Work instructions: Using the entries that follow, state how many lines contain the word "даже". The response is that number and nothing more.

Records provided:
* START *

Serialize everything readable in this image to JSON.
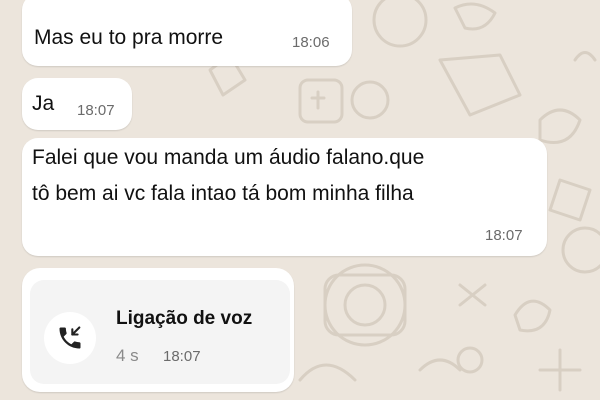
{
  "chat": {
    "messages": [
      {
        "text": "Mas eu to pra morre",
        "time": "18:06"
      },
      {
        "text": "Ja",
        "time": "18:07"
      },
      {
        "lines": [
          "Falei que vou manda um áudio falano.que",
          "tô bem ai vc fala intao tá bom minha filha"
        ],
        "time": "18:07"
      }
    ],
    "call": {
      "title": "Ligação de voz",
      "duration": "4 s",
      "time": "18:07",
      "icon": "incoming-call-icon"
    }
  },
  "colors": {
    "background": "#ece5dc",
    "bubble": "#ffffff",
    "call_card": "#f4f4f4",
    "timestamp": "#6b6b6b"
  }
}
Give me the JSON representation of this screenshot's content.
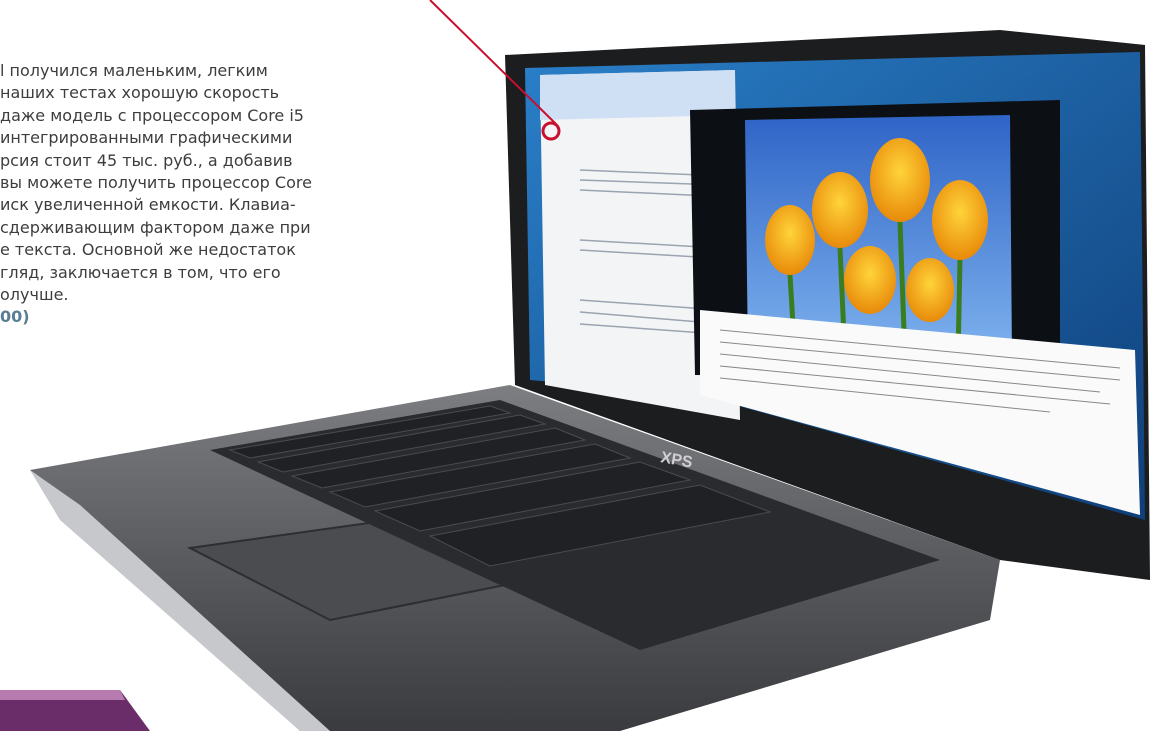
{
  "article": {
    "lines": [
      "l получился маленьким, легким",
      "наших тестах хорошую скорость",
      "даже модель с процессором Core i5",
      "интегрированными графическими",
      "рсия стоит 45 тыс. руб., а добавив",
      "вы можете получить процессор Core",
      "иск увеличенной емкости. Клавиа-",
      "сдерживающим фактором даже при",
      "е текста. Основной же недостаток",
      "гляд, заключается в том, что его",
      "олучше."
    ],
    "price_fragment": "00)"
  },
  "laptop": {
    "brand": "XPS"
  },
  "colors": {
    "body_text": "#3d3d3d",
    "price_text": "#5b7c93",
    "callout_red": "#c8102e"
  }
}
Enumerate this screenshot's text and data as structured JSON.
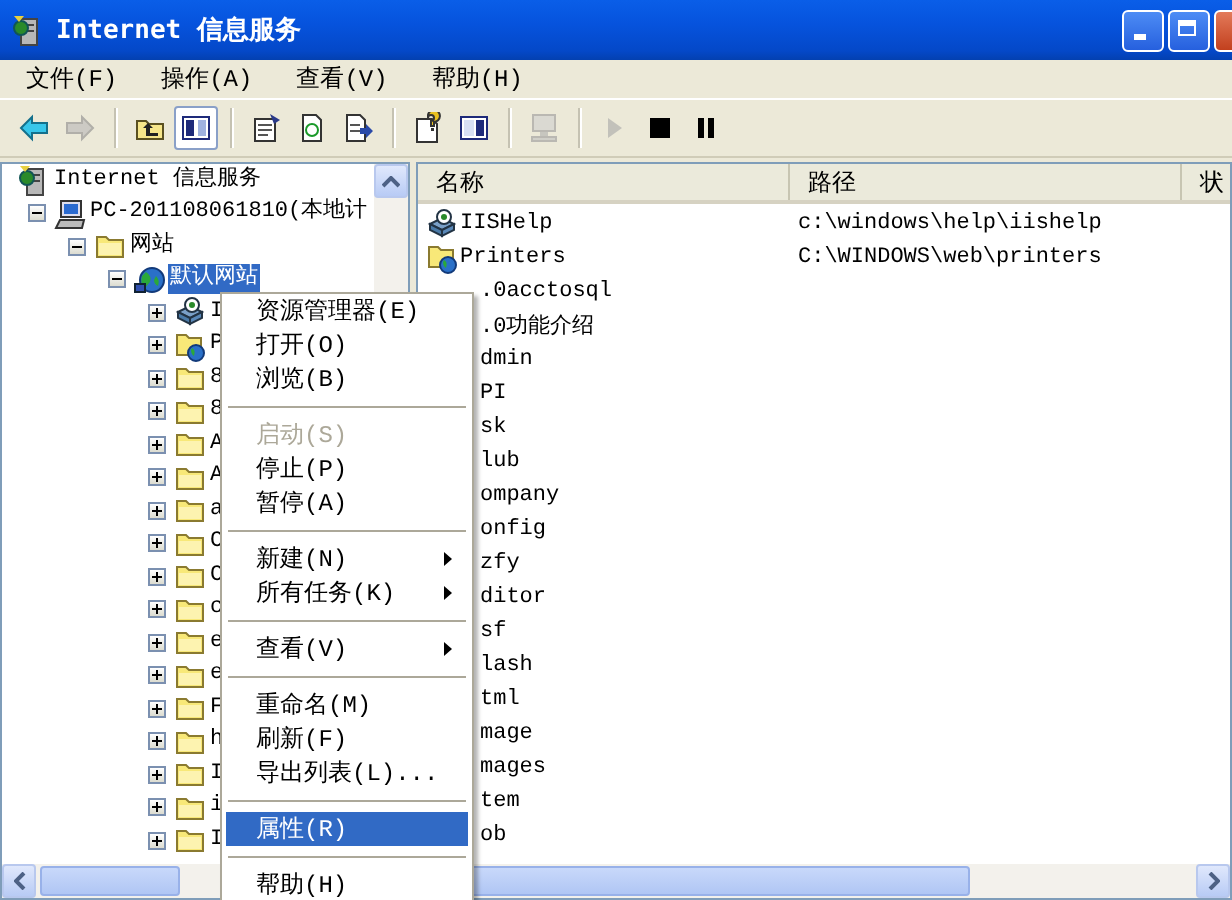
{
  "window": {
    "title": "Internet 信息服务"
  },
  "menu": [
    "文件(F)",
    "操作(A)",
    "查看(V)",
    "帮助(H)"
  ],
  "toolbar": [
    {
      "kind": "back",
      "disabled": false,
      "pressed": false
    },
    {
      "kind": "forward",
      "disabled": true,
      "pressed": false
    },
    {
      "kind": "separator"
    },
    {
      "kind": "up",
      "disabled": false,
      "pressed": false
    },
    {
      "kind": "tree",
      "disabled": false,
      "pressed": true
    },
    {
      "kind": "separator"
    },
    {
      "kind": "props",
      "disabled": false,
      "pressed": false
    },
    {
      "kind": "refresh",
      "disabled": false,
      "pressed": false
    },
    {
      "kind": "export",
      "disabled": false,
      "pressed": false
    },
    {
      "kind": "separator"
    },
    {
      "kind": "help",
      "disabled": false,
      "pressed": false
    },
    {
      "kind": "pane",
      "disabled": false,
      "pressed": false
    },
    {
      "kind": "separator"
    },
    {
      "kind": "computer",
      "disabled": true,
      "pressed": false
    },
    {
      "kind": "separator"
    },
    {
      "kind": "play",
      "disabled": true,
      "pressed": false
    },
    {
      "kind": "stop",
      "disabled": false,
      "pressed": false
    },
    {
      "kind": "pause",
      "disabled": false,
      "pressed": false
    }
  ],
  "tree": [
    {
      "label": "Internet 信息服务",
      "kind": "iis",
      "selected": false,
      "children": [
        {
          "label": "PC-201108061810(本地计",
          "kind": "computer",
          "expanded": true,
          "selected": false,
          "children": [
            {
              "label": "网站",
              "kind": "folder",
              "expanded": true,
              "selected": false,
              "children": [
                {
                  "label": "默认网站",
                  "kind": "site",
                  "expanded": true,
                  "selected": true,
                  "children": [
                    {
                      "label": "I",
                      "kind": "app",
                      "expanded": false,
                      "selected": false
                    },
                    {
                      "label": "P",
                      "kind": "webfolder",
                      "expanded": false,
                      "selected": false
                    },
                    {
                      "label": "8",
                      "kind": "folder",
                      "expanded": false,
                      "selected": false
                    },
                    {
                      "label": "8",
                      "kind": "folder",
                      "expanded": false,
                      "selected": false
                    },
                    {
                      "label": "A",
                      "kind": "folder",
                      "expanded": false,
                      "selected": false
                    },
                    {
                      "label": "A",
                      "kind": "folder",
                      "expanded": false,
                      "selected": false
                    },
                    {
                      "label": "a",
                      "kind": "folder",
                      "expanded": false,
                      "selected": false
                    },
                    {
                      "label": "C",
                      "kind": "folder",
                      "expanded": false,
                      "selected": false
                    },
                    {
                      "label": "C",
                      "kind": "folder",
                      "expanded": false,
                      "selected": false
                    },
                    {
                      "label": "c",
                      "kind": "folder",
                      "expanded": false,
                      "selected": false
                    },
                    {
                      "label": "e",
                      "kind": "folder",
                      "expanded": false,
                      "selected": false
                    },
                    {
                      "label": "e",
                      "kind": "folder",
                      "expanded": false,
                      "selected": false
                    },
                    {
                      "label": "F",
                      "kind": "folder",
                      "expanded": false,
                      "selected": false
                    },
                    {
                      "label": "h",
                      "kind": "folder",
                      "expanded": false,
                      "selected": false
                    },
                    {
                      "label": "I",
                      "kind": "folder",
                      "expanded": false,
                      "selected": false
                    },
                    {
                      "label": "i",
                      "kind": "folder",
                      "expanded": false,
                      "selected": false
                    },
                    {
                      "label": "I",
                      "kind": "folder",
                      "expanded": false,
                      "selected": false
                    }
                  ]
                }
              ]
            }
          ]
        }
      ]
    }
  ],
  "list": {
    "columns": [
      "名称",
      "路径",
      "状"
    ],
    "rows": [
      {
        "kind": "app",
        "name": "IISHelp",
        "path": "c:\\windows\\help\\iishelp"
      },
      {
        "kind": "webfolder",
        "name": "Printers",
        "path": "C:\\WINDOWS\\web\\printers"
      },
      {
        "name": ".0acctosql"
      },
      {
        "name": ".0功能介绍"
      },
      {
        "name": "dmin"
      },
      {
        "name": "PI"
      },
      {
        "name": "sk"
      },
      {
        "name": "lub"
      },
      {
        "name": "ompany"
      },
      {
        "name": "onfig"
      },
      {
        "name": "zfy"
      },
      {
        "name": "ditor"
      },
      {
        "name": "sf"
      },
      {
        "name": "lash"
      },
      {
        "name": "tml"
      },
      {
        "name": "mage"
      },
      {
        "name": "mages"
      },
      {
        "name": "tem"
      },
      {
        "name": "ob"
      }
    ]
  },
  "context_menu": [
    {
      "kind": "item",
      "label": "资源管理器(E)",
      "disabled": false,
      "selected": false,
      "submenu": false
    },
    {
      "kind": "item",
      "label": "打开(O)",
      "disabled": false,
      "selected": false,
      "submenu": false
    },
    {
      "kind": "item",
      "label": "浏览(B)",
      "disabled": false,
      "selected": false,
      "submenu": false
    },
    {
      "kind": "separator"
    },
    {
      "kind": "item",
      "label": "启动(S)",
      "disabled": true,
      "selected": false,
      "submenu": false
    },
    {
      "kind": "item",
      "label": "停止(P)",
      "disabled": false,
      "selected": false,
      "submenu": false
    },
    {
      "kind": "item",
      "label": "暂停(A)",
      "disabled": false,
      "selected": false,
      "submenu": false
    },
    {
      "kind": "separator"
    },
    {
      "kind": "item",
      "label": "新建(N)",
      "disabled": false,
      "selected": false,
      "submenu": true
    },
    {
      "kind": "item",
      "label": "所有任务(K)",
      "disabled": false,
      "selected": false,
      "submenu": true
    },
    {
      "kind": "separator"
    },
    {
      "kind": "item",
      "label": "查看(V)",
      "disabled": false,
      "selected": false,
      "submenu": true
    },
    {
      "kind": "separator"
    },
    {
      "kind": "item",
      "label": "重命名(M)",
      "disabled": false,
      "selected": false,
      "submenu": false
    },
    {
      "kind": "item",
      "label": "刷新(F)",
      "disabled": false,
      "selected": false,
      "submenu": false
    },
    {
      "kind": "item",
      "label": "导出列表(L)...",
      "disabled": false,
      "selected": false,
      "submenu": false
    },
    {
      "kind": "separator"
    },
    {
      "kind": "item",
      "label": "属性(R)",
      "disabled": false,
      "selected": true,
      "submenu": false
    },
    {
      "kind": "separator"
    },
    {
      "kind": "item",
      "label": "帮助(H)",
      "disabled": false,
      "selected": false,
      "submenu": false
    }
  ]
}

* END *

Output below: 2